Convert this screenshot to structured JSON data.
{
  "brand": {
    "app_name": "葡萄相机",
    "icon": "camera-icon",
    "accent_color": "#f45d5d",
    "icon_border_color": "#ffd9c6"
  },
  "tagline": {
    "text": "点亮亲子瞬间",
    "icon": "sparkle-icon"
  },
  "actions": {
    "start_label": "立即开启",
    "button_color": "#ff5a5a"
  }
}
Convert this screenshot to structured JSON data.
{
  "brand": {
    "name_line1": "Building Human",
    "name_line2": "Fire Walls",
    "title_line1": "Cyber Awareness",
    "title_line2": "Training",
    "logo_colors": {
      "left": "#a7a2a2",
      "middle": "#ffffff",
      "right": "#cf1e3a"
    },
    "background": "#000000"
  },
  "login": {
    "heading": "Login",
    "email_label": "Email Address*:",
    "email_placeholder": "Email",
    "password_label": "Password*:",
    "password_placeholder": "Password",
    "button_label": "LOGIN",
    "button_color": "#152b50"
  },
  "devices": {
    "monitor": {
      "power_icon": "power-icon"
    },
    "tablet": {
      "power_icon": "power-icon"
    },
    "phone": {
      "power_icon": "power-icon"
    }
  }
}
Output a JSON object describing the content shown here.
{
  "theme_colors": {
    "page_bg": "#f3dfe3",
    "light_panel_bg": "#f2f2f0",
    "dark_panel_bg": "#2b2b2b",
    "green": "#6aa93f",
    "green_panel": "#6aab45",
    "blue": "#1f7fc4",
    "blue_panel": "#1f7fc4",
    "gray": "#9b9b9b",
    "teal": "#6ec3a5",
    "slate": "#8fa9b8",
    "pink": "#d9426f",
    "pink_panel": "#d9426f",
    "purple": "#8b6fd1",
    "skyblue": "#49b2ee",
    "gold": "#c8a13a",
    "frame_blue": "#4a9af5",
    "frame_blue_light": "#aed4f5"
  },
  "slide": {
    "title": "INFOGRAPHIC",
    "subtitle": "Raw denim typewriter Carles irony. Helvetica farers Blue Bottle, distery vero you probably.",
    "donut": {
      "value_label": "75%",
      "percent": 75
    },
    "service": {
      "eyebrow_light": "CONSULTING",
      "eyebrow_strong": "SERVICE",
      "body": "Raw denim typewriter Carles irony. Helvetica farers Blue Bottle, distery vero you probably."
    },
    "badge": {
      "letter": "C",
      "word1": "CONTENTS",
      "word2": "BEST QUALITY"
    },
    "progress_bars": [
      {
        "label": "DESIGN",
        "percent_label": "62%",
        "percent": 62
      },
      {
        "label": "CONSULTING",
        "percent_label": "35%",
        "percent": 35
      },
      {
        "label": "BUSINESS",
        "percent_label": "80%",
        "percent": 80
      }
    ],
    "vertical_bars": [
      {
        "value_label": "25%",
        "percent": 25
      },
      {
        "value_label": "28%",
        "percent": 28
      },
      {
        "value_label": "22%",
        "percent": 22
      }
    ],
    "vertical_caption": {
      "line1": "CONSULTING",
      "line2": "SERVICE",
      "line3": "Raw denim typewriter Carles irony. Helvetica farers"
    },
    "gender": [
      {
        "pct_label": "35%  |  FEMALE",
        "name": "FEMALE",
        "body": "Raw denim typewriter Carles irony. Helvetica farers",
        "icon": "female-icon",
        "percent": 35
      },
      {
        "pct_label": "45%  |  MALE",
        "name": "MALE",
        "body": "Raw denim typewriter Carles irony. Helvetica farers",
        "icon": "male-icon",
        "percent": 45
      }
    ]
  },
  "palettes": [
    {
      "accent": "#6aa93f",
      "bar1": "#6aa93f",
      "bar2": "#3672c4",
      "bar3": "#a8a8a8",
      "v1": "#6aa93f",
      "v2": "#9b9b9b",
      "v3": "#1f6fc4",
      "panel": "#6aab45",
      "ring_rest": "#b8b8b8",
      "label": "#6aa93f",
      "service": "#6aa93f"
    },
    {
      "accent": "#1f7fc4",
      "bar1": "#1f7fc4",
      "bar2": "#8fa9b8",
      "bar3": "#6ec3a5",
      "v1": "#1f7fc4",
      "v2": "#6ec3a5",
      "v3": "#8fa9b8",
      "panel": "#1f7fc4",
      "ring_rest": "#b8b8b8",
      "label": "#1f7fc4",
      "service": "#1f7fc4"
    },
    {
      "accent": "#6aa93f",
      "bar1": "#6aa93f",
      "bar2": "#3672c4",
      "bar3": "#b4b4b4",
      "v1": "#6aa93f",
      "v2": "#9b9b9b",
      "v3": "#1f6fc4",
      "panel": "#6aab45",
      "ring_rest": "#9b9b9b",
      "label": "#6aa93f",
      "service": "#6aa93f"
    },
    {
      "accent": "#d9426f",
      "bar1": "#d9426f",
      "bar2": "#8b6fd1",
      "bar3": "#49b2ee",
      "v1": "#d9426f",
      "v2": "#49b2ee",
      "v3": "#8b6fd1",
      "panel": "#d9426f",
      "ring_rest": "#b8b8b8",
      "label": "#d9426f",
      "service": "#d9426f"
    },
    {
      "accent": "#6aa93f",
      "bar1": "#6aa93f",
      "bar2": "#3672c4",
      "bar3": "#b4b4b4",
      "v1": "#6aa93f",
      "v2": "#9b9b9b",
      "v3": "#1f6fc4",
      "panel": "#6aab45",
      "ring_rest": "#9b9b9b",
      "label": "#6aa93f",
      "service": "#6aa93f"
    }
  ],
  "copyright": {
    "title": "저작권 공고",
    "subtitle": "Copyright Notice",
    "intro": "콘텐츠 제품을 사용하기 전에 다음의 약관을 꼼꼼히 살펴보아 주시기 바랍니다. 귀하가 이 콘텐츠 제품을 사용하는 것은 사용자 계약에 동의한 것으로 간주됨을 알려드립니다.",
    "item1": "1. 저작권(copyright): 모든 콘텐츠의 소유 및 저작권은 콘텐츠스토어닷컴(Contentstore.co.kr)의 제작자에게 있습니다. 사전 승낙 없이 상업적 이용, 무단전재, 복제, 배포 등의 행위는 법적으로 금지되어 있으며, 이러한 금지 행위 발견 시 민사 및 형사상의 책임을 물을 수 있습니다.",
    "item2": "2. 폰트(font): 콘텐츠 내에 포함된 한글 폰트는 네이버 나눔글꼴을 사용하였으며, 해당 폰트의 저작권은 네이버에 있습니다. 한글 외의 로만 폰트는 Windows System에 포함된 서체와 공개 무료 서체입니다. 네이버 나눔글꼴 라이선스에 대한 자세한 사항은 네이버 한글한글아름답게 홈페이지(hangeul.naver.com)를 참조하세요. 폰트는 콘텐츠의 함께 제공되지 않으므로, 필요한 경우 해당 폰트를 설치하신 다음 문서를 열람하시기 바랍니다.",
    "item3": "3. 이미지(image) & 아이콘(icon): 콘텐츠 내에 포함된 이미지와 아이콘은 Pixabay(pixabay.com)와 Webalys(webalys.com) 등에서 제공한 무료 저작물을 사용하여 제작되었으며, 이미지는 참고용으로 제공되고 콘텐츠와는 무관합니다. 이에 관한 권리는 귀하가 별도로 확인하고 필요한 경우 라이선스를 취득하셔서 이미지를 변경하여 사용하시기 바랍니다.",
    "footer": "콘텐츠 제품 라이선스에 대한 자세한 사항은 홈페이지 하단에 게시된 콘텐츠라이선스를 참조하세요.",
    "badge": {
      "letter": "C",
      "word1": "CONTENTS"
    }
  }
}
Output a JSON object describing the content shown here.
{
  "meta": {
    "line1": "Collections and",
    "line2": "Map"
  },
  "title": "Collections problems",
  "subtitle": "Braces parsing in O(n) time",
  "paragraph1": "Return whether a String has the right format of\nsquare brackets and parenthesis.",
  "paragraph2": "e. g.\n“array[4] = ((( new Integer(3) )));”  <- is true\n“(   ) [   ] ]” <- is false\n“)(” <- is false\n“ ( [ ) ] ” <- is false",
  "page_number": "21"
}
-- -- --
WHAT THE EXERCISE ASKS:
Reproduce all the records precisely.

ANSWER TO THE PROBLEM:
Convert this screenshot to structured JSON data.
{
  "brand": {
    "app_name": "葡萄相机",
    "icon": "camera-icon",
    "accent_color": "#f45d5d",
    "icon_border_color": "#ffd9c6"
  },
  "tagline": {
    "text": "点亮亲子瞬间",
    "icon": "sparkle-icon"
  },
  "actions": {
    "start_label": "立即开启",
    "button_color": "#ff5a5a"
  }
}
Convert this screenshot to structured JSON data.
{
  "brand": {
    "name_line1": "Building Human",
    "name_line2": "Fire Walls",
    "title_line1": "Cyber Awareness",
    "title_line2": "Training",
    "logo_colors": {
      "left": "#a7a2a2",
      "middle": "#ffffff",
      "right": "#cf1e3a"
    },
    "background": "#000000"
  },
  "login": {
    "heading": "Login",
    "email_label": "Email Address*:",
    "email_placeholder": "Email",
    "password_label": "Password*:",
    "password_placeholder": "Password",
    "button_label": "LOGIN",
    "button_color": "#152b50"
  },
  "devices": {
    "monitor": {
      "power_icon": "power-icon"
    },
    "tablet": {
      "power_icon": "power-icon"
    },
    "phone": {
      "power_icon": "power-icon"
    }
  }
}
Output a JSON object describing the content shown here.
{
  "theme_colors": {
    "page_bg": "#f3dfe3",
    "light_panel_bg": "#f2f2f0",
    "dark_panel_bg": "#2b2b2b",
    "green": "#6aa93f",
    "green_panel": "#6aab45",
    "blue": "#1f7fc4",
    "blue_panel": "#1f7fc4",
    "gray": "#9b9b9b",
    "teal": "#6ec3a5",
    "slate": "#8fa9b8",
    "pink": "#d9426f",
    "pink_panel": "#d9426f",
    "purple": "#8b6fd1",
    "skyblue": "#49b2ee",
    "gold": "#c8a13a",
    "frame_blue": "#4a9af5",
    "frame_blue_light": "#aed4f5"
  },
  "slide": {
    "title": "INFOGRAPHIC",
    "subtitle": "Raw denim typewriter Carles irony. Helvetica farers Blue Bottle, distery vero you probably.",
    "donut": {
      "value_label": "75%",
      "percent": 75
    },
    "service": {
      "eyebrow_light": "CONSULTING",
      "eyebrow_strong": "SERVICE",
      "body": "Raw denim typewriter Carles irony. Helvetica farers Blue Bottle, distery vero you probably."
    },
    "badge": {
      "letter": "C",
      "word1": "CONTENTS",
      "word2": "BEST QUALITY"
    },
    "progress_bars": [
      {
        "label": "DESIGN",
        "percent_label": "62%",
        "percent": 62
      },
      {
        "label": "CONSULTING",
        "percent_label": "35%",
        "percent": 35
      },
      {
        "label": "BUSINESS",
        "percent_label": "80%",
        "percent": 80
      }
    ],
    "vertical_bars": [
      {
        "value_label": "25%",
        "percent": 25
      },
      {
        "value_label": "28%",
        "percent": 28
      },
      {
        "value_label": "22%",
        "percent": 22
      }
    ],
    "vertical_caption": {
      "line1": "CONSULTING",
      "line2": "SERVICE",
      "line3": "Raw denim typewriter Carles irony. Helvetica farers"
    },
    "gender": [
      {
        "pct_label": "35%  |  FEMALE",
        "name": "FEMALE",
        "body": "Raw denim typewriter Carles irony. Helvetica farers",
        "icon": "female-icon",
        "percent": 35
      },
      {
        "pct_label": "45%  |  MALE",
        "name": "MALE",
        "body": "Raw denim typewriter Carles irony. Helvetica farers",
        "icon": "male-icon",
        "percent": 45
      }
    ]
  },
  "palettes": [
    {
      "accent": "#6aa93f",
      "bar1": "#6aa93f",
      "bar2": "#3672c4",
      "bar3": "#a8a8a8",
      "v1": "#6aa93f",
      "v2": "#9b9b9b",
      "v3": "#1f6fc4",
      "panel": "#6aab45",
      "ring_rest": "#b8b8b8",
      "label": "#6aa93f",
      "service": "#6aa93f"
    },
    {
      "accent": "#1f7fc4",
      "bar1": "#1f7fc4",
      "bar2": "#8fa9b8",
      "bar3": "#6ec3a5",
      "v1": "#1f7fc4",
      "v2": "#6ec3a5",
      "v3": "#8fa9b8",
      "panel": "#1f7fc4",
      "ring_rest": "#b8b8b8",
      "label": "#1f7fc4",
      "service": "#1f7fc4"
    },
    {
      "accent": "#6aa93f",
      "bar1": "#6aa93f",
      "bar2": "#3672c4",
      "bar3": "#b4b4b4",
      "v1": "#6aa93f",
      "v2": "#9b9b9b",
      "v3": "#1f6fc4",
      "panel": "#6aab45",
      "ring_rest": "#9b9b9b",
      "label": "#6aa93f",
      "service": "#6aa93f"
    },
    {
      "accent": "#d9426f",
      "bar1": "#d9426f",
      "bar2": "#8b6fd1",
      "bar3": "#49b2ee",
      "v1": "#d9426f",
      "v2": "#49b2ee",
      "v3": "#8b6fd1",
      "panel": "#d9426f",
      "ring_rest": "#b8b8b8",
      "label": "#d9426f",
      "service": "#d9426f"
    },
    {
      "accent": "#6aa93f",
      "bar1": "#6aa93f",
      "bar2": "#3672c4",
      "bar3": "#b4b4b4",
      "v1": "#6aa93f",
      "v2": "#9b9b9b",
      "v3": "#1f6fc4",
      "panel": "#6aab45",
      "ring_rest": "#9b9b9b",
      "label": "#6aa93f",
      "service": "#6aa93f"
    }
  ],
  "copyright": {
    "title": "저작권 공고",
    "subtitle": "Copyright Notice",
    "intro": "콘텐츠 제품을 사용하기 전에 다음의 약관을 꼼꼼히 살펴보아 주시기 바랍니다. 귀하가 이 콘텐츠 제품을 사용하는 것은 사용자 계약에 동의한 것으로 간주됨을 알려드립니다.",
    "item1": "1. 저작권(copyright): 모든 콘텐츠의 소유 및 저작권은 콘텐츠스토어닷컴(Contentstore.co.kr)의 제작자에게 있습니다. 사전 승낙 없이 상업적 이용, 무단전재, 복제, 배포 등의 행위는 법적으로 금지되어 있으며, 이러한 금지 행위 발견 시 민사 및 형사상의 책임을 물을 수 있습니다.",
    "item2": "2. 폰트(font): 콘텐츠 내에 포함된 한글 폰트는 네이버 나눔글꼴을 사용하였으며, 해당 폰트의 저작권은 네이버에 있습니다. 한글 외의 로만 폰트는 Windows System에 포함된 서체와 공개 무료 서체입니다. 네이버 나눔글꼴 라이선스에 대한 자세한 사항은 네이버 한글한글아름답게 홈페이지(hangeul.naver.com)를 참조하세요. 폰트는 콘텐츠의 함께 제공되지 않으므로, 필요한 경우 해당 폰트를 설치하신 다음 문서를 열람하시기 바랍니다.",
    "item3": "3. 이미지(image) & 아이콘(icon): 콘텐츠 내에 포함된 이미지와 아이콘은 Pixabay(pixabay.com)와 Webalys(webalys.com) 등에서 제공한 무료 저작물을 사용하여 제작되었으며, 이미지는 참고용으로 제공되고 콘텐츠와는 무관합니다. 이에 관한 권리는 귀하가 별도로 확인하고 필요한 경우 라이선스를 취득하셔서 이미지를 변경하여 사용하시기 바랍니다.",
    "footer": "콘텐츠 제품 라이선스에 대한 자세한 사항은 홈페이지 하단에 게시된 콘텐츠라이선스를 참조하세요.",
    "badge": {
      "letter": "C",
      "word1": "CONTENTS"
    }
  }
}
Output a JSON object describing the content shown here.
{
  "meta": {
    "line1": "Collections and",
    "line2": "Map"
  },
  "title": "Collections problems",
  "subtitle": "Braces parsing in O(n) time",
  "paragraph1": "Return whether a String has the right format of\nsquare brackets and parenthesis.",
  "paragraph2": "e. g.\n“array[4] = ((( new Integer(3) )));”  <- is true\n“(   ) [   ] ]” <- is false\n“)(” <- is false\n“ ( [ ) ] ” <- is false",
  "page_number": "21"
}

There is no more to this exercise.